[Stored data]

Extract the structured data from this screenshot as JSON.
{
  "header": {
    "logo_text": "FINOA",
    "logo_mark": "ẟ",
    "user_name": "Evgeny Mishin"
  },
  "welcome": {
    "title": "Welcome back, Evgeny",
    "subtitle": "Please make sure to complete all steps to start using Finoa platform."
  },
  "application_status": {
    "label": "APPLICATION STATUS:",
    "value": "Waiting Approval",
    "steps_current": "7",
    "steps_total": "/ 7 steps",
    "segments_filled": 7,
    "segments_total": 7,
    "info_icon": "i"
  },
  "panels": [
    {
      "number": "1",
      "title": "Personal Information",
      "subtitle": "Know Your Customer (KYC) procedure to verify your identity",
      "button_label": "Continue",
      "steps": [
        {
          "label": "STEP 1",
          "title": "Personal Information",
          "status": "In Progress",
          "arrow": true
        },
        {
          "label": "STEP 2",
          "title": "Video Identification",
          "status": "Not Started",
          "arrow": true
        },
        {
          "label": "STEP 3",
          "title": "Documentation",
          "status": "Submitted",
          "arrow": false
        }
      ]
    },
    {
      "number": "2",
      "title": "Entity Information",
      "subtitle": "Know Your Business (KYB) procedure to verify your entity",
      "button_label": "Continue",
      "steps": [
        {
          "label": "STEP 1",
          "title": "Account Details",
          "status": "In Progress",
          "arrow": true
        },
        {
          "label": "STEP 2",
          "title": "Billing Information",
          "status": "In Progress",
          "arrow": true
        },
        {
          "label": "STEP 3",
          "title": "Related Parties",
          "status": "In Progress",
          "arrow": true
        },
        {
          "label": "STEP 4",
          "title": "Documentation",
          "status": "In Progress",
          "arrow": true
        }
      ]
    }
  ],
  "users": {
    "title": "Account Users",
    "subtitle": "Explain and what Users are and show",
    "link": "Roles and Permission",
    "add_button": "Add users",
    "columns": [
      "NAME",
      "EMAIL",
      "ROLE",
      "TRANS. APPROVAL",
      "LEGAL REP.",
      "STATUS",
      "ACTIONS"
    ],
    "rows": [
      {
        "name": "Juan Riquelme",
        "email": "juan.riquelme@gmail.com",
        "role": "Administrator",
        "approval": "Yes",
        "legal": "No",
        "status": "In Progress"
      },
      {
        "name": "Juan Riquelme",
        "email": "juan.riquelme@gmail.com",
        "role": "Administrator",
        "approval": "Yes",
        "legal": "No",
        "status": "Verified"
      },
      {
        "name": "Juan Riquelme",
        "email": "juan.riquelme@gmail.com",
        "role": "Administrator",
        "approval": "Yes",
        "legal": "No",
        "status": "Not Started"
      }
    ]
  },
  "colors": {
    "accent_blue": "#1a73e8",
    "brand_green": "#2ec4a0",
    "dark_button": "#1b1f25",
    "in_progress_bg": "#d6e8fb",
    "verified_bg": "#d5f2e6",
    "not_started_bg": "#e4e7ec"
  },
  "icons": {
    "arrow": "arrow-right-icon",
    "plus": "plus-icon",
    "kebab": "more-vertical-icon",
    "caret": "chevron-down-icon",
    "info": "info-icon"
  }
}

● **Aim**
Repeat the material above in full, quoting it exactly.

● **Written response**
Extract the structured data from this screenshot as JSON.
{
  "header": {
    "logo_text": "FINOA",
    "logo_mark": "ẟ",
    "user_name": "Evgeny Mishin"
  },
  "welcome": {
    "title": "Welcome back, Evgeny",
    "subtitle": "Please make sure to complete all steps to start using Finoa platform."
  },
  "application_status": {
    "label": "APPLICATION STATUS:",
    "value": "Waiting Approval",
    "steps_current": "7",
    "steps_total": "/ 7 steps",
    "segments_filled": 7,
    "segments_total": 7,
    "info_icon": "i"
  },
  "panels": [
    {
      "number": "1",
      "title": "Personal Information",
      "subtitle": "Know Your Customer (KYC) procedure to verify your identity",
      "button_label": "Continue",
      "steps": [
        {
          "label": "STEP 1",
          "title": "Personal Information",
          "status": "In Progress",
          "arrow": true
        },
        {
          "label": "STEP 2",
          "title": "Video Identification",
          "status": "Not Started",
          "arrow": true
        },
        {
          "label": "STEP 3",
          "title": "Documentation",
          "status": "Submitted",
          "arrow": false
        }
      ]
    },
    {
      "number": "2",
      "title": "Entity Information",
      "subtitle": "Know Your Business (KYB) procedure to verify your entity",
      "button_label": "Continue",
      "steps": [
        {
          "label": "STEP 1",
          "title": "Account Details",
          "status": "In Progress",
          "arrow": true
        },
        {
          "label": "STEP 2",
          "title": "Billing Information",
          "status": "In Progress",
          "arrow": true
        },
        {
          "label": "STEP 3",
          "title": "Related Parties",
          "status": "In Progress",
          "arrow": true
        },
        {
          "label": "STEP 4",
          "title": "Documentation",
          "status": "In Progress",
          "arrow": true
        }
      ]
    }
  ],
  "users": {
    "title": "Account Users",
    "subtitle": "Explain and what Users are and show",
    "link": "Roles and Permission",
    "add_button": "Add users",
    "columns": [
      "NAME",
      "EMAIL",
      "ROLE",
      "TRANS. APPROVAL",
      "LEGAL REP.",
      "STATUS",
      "ACTIONS"
    ],
    "rows": [
      {
        "name": "Juan Riquelme",
        "email": "juan.riquelme@gmail.com",
        "role": "Administrator",
        "approval": "Yes",
        "legal": "No",
        "status": "In Progress"
      },
      {
        "name": "Juan Riquelme",
        "email": "juan.riquelme@gmail.com",
        "role": "Administrator",
        "approval": "Yes",
        "legal": "No",
        "status": "Verified"
      },
      {
        "name": "Juan Riquelme",
        "email": "juan.riquelme@gmail.com",
        "role": "Administrator",
        "approval": "Yes",
        "legal": "No",
        "status": "Not Started"
      }
    ]
  },
  "colors": {
    "accent_blue": "#1a73e8",
    "brand_green": "#2ec4a0",
    "dark_button": "#1b1f25",
    "in_progress_bg": "#d6e8fb",
    "verified_bg": "#d5f2e6",
    "not_started_bg": "#e4e7ec"
  },
  "icons": {
    "arrow": "arrow-right-icon",
    "plus": "plus-icon",
    "kebab": "more-vertical-icon",
    "caret": "chevron-down-icon",
    "info": "info-icon"
  }
}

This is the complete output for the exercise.